GOAL:
Reproduce each line of the material precisely.

EXTRACTED DATA:
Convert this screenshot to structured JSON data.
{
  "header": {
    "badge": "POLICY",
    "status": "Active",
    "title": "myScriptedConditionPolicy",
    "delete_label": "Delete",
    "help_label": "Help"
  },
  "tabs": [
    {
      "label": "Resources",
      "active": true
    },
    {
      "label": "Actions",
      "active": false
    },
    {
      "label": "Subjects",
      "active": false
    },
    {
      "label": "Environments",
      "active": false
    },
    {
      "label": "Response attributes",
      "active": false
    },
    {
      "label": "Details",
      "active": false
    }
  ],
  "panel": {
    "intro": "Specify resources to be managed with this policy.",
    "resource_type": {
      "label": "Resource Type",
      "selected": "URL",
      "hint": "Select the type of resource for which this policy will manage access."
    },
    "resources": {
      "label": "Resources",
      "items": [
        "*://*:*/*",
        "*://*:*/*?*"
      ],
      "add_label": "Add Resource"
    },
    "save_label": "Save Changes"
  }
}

ANSWER TO THIS EXERCISE:
Convert this screenshot to structured JSON data.
{
  "header": {
    "badge": "POLICY",
    "status": "Active",
    "title": "myScriptedConditionPolicy",
    "delete_label": "Delete",
    "help_label": "Help"
  },
  "tabs": [
    {
      "label": "Resources",
      "active": true
    },
    {
      "label": "Actions",
      "active": false
    },
    {
      "label": "Subjects",
      "active": false
    },
    {
      "label": "Environments",
      "active": false
    },
    {
      "label": "Response attributes",
      "active": false
    },
    {
      "label": "Details",
      "active": false
    }
  ],
  "panel": {
    "intro": "Specify resources to be managed with this policy.",
    "resource_type": {
      "label": "Resource Type",
      "selected": "URL",
      "hint": "Select the type of resource for which this policy will manage access."
    },
    "resources": {
      "label": "Resources",
      "items": [
        "*://*:*/*",
        "*://*:*/*?*"
      ],
      "add_label": "Add Resource"
    },
    "save_label": "Save Changes"
  }
}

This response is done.